__Problem requirements__
In full and without alteration, repeat the material.

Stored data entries
......
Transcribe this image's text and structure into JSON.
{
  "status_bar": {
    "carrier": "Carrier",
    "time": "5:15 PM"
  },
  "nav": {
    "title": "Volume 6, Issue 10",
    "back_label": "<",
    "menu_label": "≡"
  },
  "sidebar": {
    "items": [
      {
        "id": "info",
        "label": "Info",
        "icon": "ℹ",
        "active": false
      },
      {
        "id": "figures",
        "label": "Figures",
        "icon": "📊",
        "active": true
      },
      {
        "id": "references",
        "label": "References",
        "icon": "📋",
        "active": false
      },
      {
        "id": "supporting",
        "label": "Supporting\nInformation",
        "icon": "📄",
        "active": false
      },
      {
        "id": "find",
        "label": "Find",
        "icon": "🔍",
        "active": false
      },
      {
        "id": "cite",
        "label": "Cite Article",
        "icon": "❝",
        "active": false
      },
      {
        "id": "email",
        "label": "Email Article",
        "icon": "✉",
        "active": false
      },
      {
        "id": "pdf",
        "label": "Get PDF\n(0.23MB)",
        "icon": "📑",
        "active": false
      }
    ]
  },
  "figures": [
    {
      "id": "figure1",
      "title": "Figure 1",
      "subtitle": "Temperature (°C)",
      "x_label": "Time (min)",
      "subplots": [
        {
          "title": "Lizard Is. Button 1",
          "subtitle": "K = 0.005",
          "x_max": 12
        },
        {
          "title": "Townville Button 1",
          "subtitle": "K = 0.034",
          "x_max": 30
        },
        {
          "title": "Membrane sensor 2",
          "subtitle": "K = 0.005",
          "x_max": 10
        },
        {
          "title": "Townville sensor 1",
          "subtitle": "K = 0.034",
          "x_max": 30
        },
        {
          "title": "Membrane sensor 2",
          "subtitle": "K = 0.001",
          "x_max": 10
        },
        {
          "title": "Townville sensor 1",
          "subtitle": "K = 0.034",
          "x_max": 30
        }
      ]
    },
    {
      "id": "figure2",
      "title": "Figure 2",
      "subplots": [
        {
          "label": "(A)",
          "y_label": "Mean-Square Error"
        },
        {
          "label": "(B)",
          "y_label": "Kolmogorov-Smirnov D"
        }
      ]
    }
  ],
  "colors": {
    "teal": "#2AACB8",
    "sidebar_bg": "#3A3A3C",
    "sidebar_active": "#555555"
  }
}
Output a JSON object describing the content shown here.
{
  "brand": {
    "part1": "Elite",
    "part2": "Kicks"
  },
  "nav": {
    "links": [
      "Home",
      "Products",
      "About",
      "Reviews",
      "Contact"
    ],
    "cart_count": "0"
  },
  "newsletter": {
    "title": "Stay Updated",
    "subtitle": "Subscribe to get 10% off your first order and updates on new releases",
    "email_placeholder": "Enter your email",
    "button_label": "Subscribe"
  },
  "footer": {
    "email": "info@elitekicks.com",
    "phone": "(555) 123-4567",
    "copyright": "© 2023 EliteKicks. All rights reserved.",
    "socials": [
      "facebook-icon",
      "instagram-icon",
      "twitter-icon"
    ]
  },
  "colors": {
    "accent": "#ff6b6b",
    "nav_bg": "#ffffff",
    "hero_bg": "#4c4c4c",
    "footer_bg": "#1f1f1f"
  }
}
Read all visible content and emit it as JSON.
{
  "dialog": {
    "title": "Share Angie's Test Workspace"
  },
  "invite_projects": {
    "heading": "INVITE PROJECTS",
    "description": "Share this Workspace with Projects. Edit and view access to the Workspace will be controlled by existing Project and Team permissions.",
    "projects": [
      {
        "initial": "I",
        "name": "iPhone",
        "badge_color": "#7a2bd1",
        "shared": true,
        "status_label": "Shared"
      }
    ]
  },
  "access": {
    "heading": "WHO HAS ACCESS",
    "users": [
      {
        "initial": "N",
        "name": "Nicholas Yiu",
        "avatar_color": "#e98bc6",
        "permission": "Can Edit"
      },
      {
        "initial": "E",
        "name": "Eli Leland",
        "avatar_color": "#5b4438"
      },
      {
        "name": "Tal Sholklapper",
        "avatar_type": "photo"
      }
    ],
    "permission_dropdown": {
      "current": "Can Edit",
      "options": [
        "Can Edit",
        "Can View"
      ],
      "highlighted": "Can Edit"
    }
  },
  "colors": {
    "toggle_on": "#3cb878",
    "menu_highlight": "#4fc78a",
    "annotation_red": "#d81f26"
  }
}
......
__Exercise answer__
Transcribe this image's text and structure into JSON.
{
  "status_bar": {
    "carrier": "Carrier",
    "time": "5:15 PM"
  },
  "nav": {
    "title": "Volume 6, Issue 10",
    "back_label": "<",
    "menu_label": "≡"
  },
  "sidebar": {
    "items": [
      {
        "id": "info",
        "label": "Info",
        "icon": "ℹ",
        "active": false
      },
      {
        "id": "figures",
        "label": "Figures",
        "icon": "📊",
        "active": true
      },
      {
        "id": "references",
        "label": "References",
        "icon": "📋",
        "active": false
      },
      {
        "id": "supporting",
        "label": "Supporting\nInformation",
        "icon": "📄",
        "active": false
      },
      {
        "id": "find",
        "label": "Find",
        "icon": "🔍",
        "active": false
      },
      {
        "id": "cite",
        "label": "Cite Article",
        "icon": "❝",
        "active": false
      },
      {
        "id": "email",
        "label": "Email Article",
        "icon": "✉",
        "active": false
      },
      {
        "id": "pdf",
        "label": "Get PDF\n(0.23MB)",
        "icon": "📑",
        "active": false
      }
    ]
  },
  "figures": [
    {
      "id": "figure1",
      "title": "Figure 1",
      "subtitle": "Temperature (°C)",
      "x_label": "Time (min)",
      "subplots": [
        {
          "title": "Lizard Is. Button 1",
          "subtitle": "K = 0.005",
          "x_max": 12
        },
        {
          "title": "Townville Button 1",
          "subtitle": "K = 0.034",
          "x_max": 30
        },
        {
          "title": "Membrane sensor 2",
          "subtitle": "K = 0.005",
          "x_max": 10
        },
        {
          "title": "Townville sensor 1",
          "subtitle": "K = 0.034",
          "x_max": 30
        },
        {
          "title": "Membrane sensor 2",
          "subtitle": "K = 0.001",
          "x_max": 10
        },
        {
          "title": "Townville sensor 1",
          "subtitle": "K = 0.034",
          "x_max": 30
        }
      ]
    },
    {
      "id": "figure2",
      "title": "Figure 2",
      "subplots": [
        {
          "label": "(A)",
          "y_label": "Mean-Square Error"
        },
        {
          "label": "(B)",
          "y_label": "Kolmogorov-Smirnov D"
        }
      ]
    }
  ],
  "colors": {
    "teal": "#2AACB8",
    "sidebar_bg": "#3A3A3C",
    "sidebar_active": "#555555"
  }
}
Output a JSON object describing the content shown here.
{
  "brand": {
    "part1": "Elite",
    "part2": "Kicks"
  },
  "nav": {
    "links": [
      "Home",
      "Products",
      "About",
      "Reviews",
      "Contact"
    ],
    "cart_count": "0"
  },
  "newsletter": {
    "title": "Stay Updated",
    "subtitle": "Subscribe to get 10% off your first order and updates on new releases",
    "email_placeholder": "Enter your email",
    "button_label": "Subscribe"
  },
  "footer": {
    "email": "info@elitekicks.com",
    "phone": "(555) 123-4567",
    "copyright": "© 2023 EliteKicks. All rights reserved.",
    "socials": [
      "facebook-icon",
      "instagram-icon",
      "twitter-icon"
    ]
  },
  "colors": {
    "accent": "#ff6b6b",
    "nav_bg": "#ffffff",
    "hero_bg": "#4c4c4c",
    "footer_bg": "#1f1f1f"
  }
}
Read all visible content and emit it as JSON.
{
  "dialog": {
    "title": "Share Angie's Test Workspace"
  },
  "invite_projects": {
    "heading": "INVITE PROJECTS",
    "description": "Share this Workspace with Projects. Edit and view access to the Workspace will be controlled by existing Project and Team permissions.",
    "projects": [
      {
        "initial": "I",
        "name": "iPhone",
        "badge_color": "#7a2bd1",
        "shared": true,
        "status_label": "Shared"
      }
    ]
  },
  "access": {
    "heading": "WHO HAS ACCESS",
    "users": [
      {
        "initial": "N",
        "name": "Nicholas Yiu",
        "avatar_color": "#e98bc6",
        "permission": "Can Edit"
      },
      {
        "initial": "E",
        "name": "Eli Leland",
        "avatar_color": "#5b4438"
      },
      {
        "name": "Tal Sholklapper",
        "avatar_type": "photo"
      }
    ],
    "permission_dropdown": {
      "current": "Can Edit",
      "options": [
        "Can Edit",
        "Can View"
      ],
      "highlighted": "Can Edit"
    }
  },
  "colors": {
    "toggle_on": "#3cb878",
    "menu_highlight": "#4fc78a",
    "annotation_red": "#d81f26"
  }
}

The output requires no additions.